**Challenge**. Repeat, without any change, the entries presented below.

**Supplied material**.
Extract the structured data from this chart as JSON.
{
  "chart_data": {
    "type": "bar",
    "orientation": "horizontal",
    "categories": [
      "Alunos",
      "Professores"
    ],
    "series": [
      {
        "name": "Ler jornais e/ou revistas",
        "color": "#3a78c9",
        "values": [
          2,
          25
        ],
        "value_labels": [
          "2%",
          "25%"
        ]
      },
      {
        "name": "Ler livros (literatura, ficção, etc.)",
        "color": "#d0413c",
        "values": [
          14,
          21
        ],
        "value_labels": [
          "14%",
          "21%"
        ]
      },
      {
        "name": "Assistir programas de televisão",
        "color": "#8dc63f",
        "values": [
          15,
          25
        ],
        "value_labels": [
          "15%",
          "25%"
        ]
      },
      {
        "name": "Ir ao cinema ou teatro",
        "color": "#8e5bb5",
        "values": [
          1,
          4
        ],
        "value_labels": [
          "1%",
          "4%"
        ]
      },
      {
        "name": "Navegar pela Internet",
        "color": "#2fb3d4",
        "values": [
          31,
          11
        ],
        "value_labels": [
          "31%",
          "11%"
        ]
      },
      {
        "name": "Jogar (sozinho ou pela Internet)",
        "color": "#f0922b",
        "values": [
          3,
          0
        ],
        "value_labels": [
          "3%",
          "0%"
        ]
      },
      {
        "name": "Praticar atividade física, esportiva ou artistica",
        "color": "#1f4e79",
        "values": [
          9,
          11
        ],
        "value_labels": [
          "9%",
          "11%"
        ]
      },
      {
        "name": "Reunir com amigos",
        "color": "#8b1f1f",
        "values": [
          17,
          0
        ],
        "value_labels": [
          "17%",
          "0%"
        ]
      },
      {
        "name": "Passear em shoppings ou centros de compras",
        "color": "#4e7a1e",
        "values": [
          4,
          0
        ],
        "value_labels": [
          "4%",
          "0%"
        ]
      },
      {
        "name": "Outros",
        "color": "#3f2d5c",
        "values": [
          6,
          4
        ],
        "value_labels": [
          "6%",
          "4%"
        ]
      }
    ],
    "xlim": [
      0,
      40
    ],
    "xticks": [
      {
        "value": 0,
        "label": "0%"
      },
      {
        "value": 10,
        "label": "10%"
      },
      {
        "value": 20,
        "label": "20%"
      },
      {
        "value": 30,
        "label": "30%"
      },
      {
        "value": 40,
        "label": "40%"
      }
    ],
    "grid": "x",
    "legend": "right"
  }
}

**Written response**.
Extract the structured data from this chart as JSON.
{
  "chart_data": {
    "type": "bar",
    "orientation": "horizontal",
    "categories": [
      "Alunos",
      "Professores"
    ],
    "series": [
      {
        "name": "Ler jornais e/ou revistas",
        "color": "#3a78c9",
        "values": [
          2,
          25
        ],
        "value_labels": [
          "2%",
          "25%"
        ]
      },
      {
        "name": "Ler livros (literatura, ficção, etc.)",
        "color": "#d0413c",
        "values": [
          14,
          21
        ],
        "value_labels": [
          "14%",
          "21%"
        ]
      },
      {
        "name": "Assistir programas de televisão",
        "color": "#8dc63f",
        "values": [
          15,
          25
        ],
        "value_labels": [
          "15%",
          "25%"
        ]
      },
      {
        "name": "Ir ao cinema ou teatro",
        "color": "#8e5bb5",
        "values": [
          1,
          4
        ],
        "value_labels": [
          "1%",
          "4%"
        ]
      },
      {
        "name": "Navegar pela Internet",
        "color": "#2fb3d4",
        "values": [
          31,
          11
        ],
        "value_labels": [
          "31%",
          "11%"
        ]
      },
      {
        "name": "Jogar (sozinho ou pela Internet)",
        "color": "#f0922b",
        "values": [
          3,
          0
        ],
        "value_labels": [
          "3%",
          "0%"
        ]
      },
      {
        "name": "Praticar atividade física, esportiva ou artistica",
        "color": "#1f4e79",
        "values": [
          9,
          11
        ],
        "value_labels": [
          "9%",
          "11%"
        ]
      },
      {
        "name": "Reunir com amigos",
        "color": "#8b1f1f",
        "values": [
          17,
          0
        ],
        "value_labels": [
          "17%",
          "0%"
        ]
      },
      {
        "name": "Passear em shoppings ou centros de compras",
        "color": "#4e7a1e",
        "values": [
          4,
          0
        ],
        "value_labels": [
          "4%",
          "0%"
        ]
      },
      {
        "name": "Outros",
        "color": "#3f2d5c",
        "values": [
          6,
          4
        ],
        "value_labels": [
          "6%",
          "4%"
        ]
      }
    ],
    "xlim": [
      0,
      40
    ],
    "xticks": [
      {
        "value": 0,
        "label": "0%"
      },
      {
        "value": 10,
        "label": "10%"
      },
      {
        "value": 20,
        "label": "20%"
      },
      {
        "value": 30,
        "label": "30%"
      },
      {
        "value": 40,
        "label": "40%"
      }
    ],
    "grid": "x",
    "legend": "right"
  }
}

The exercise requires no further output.